- _WHAT IS NEEDED_: Give the number of lines in the data that contain "text", and nothing more.

- _DATA SUPPLIED_:

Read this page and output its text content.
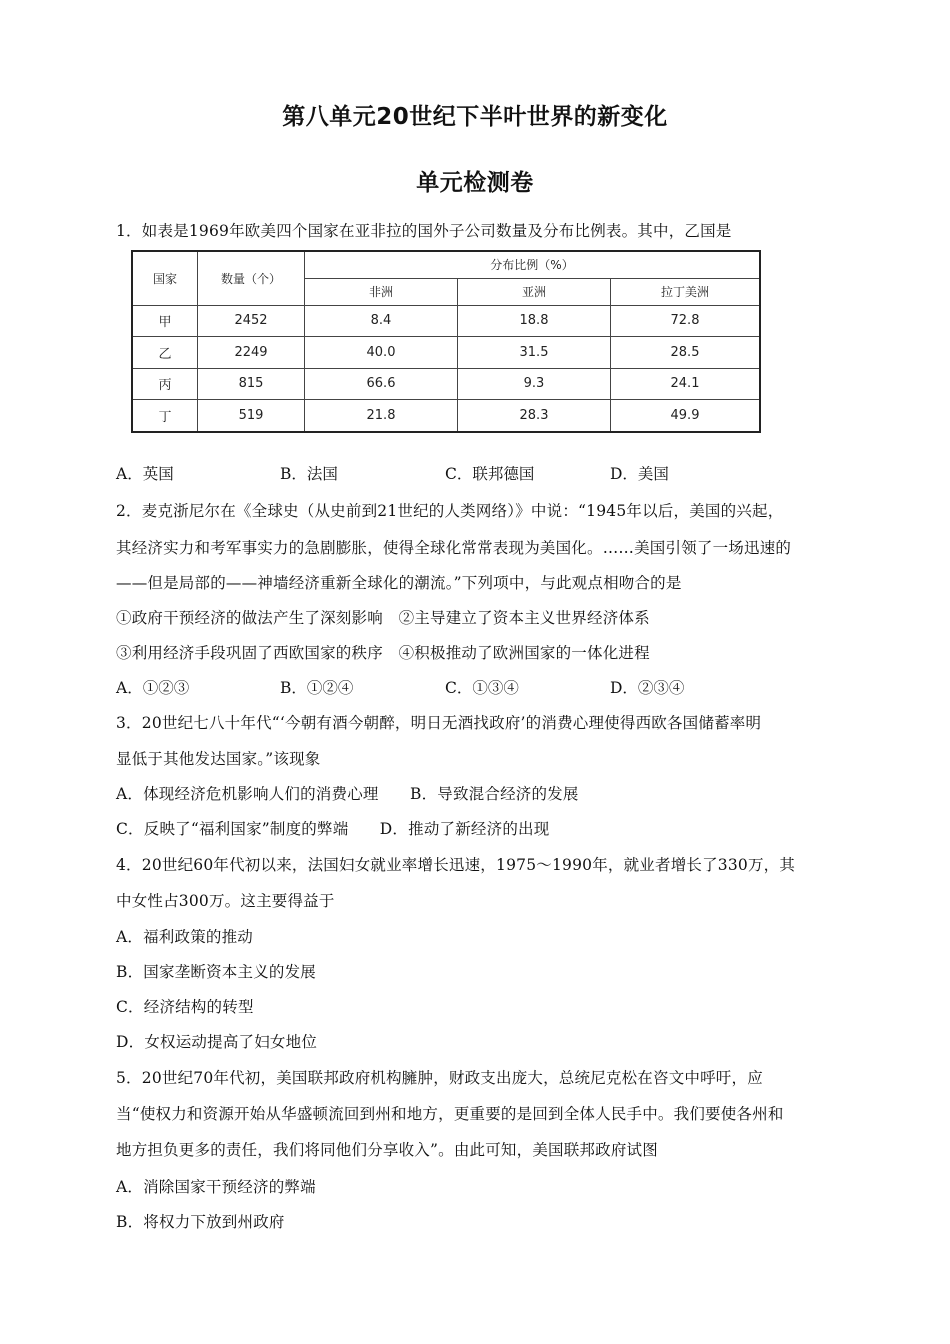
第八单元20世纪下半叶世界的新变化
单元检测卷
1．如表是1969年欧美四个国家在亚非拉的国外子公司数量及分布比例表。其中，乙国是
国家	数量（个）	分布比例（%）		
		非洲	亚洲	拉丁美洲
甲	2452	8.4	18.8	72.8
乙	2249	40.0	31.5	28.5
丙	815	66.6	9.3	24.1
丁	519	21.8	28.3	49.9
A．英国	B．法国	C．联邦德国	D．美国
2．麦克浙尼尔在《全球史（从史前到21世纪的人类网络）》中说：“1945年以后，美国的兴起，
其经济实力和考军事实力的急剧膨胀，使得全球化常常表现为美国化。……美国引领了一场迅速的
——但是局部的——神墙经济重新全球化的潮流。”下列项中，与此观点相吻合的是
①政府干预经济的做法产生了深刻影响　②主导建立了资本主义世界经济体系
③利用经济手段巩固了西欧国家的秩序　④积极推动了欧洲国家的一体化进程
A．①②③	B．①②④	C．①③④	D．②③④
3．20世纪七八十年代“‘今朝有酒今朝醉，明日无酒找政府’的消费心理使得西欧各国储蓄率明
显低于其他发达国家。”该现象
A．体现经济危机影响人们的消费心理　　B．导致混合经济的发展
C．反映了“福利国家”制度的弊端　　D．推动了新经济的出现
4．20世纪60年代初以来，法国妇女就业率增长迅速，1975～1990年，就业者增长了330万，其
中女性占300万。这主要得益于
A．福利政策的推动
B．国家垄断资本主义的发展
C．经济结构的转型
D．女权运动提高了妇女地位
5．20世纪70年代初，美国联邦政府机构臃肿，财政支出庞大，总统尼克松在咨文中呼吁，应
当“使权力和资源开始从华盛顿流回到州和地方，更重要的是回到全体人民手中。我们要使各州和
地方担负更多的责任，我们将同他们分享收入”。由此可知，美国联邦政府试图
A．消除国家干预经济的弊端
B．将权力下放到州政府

--

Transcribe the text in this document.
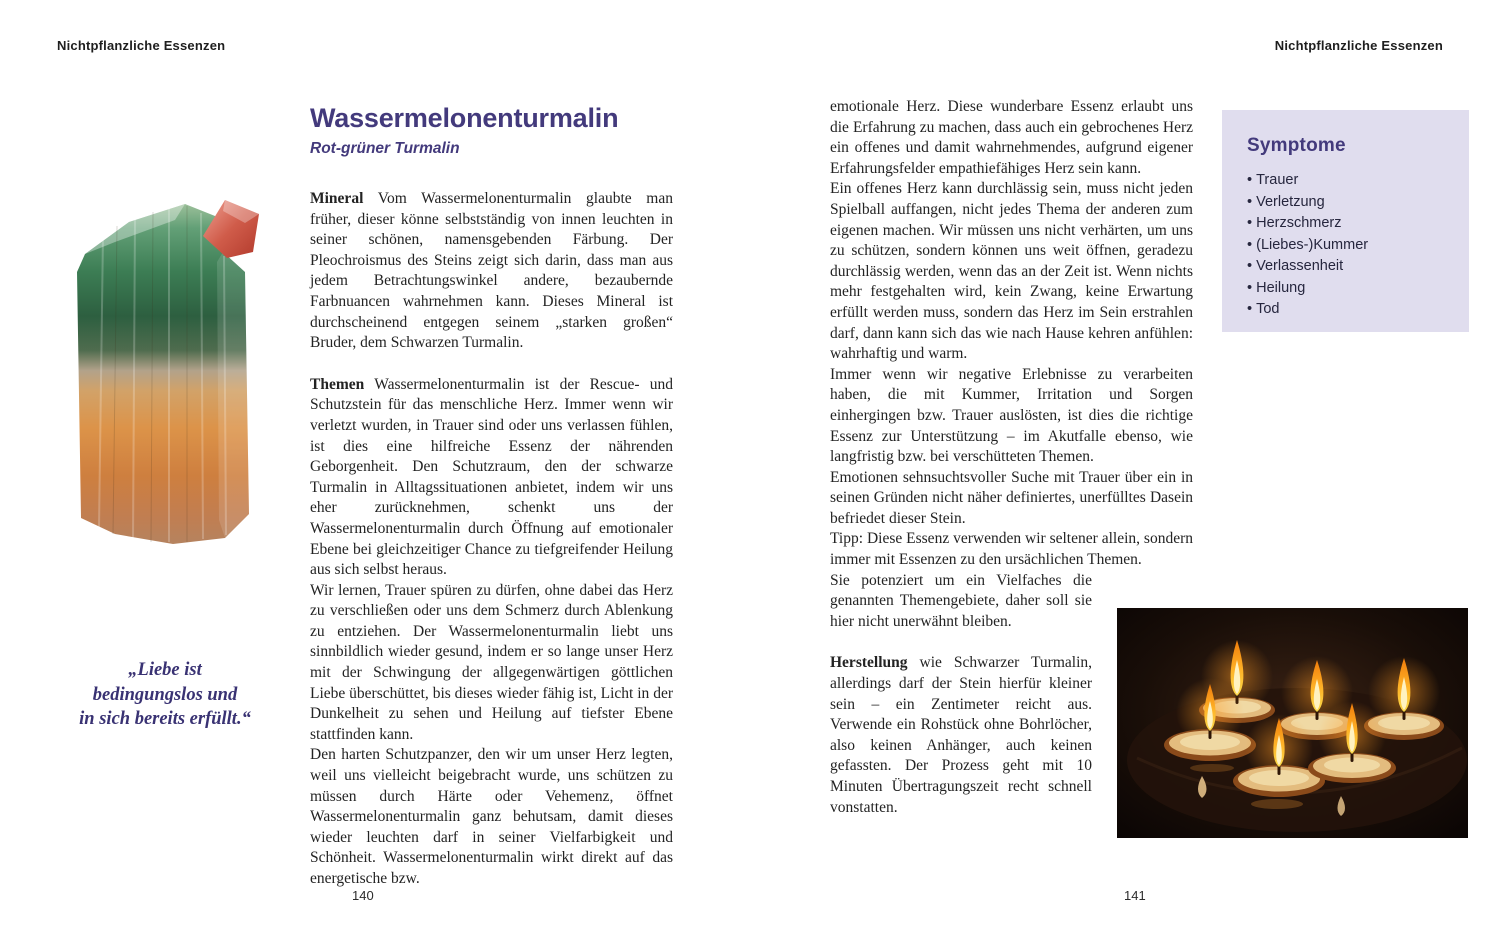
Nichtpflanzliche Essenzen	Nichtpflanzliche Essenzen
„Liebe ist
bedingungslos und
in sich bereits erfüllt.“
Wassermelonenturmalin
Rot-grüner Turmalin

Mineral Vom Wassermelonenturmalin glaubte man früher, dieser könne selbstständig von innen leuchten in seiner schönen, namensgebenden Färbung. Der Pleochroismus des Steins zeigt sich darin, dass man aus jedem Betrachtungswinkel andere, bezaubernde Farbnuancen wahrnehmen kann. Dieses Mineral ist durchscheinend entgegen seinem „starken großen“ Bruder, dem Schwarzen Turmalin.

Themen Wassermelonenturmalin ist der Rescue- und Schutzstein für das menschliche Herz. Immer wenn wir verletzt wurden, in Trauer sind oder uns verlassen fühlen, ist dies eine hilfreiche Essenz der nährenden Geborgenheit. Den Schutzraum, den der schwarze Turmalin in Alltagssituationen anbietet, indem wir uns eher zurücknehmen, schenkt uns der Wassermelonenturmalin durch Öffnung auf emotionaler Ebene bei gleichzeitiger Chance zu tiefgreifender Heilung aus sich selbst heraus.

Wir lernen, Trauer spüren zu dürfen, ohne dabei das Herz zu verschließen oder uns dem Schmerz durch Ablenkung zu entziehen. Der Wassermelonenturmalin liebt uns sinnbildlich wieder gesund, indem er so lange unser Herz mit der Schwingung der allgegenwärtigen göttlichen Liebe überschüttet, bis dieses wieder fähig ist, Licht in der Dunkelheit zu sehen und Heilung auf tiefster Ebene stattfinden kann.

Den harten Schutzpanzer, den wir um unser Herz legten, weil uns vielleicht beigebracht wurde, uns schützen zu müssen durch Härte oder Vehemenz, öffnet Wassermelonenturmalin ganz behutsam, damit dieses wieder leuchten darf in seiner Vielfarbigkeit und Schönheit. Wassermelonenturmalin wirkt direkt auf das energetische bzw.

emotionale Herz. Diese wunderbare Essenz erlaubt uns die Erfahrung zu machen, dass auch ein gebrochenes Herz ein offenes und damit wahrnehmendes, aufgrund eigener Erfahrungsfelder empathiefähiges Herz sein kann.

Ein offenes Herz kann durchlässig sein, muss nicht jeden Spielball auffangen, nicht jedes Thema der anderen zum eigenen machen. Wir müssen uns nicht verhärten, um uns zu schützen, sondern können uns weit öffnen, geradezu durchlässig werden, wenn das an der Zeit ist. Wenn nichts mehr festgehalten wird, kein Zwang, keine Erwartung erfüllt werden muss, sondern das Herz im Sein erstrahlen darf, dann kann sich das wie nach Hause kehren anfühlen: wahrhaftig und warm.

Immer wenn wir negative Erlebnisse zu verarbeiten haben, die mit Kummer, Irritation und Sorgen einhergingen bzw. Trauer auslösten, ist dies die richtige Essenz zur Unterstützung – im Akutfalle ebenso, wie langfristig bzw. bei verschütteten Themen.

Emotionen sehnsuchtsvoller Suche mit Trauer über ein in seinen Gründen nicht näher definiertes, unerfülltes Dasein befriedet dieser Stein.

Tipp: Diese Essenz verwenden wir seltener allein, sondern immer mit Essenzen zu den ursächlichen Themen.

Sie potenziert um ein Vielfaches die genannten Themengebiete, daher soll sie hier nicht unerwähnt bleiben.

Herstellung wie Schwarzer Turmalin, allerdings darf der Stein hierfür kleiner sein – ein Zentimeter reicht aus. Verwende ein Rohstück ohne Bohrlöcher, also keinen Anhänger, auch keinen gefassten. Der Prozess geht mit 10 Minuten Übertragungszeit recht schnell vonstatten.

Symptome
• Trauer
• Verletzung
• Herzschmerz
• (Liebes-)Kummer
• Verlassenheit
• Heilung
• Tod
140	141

- _CORRECT RESULT_: 2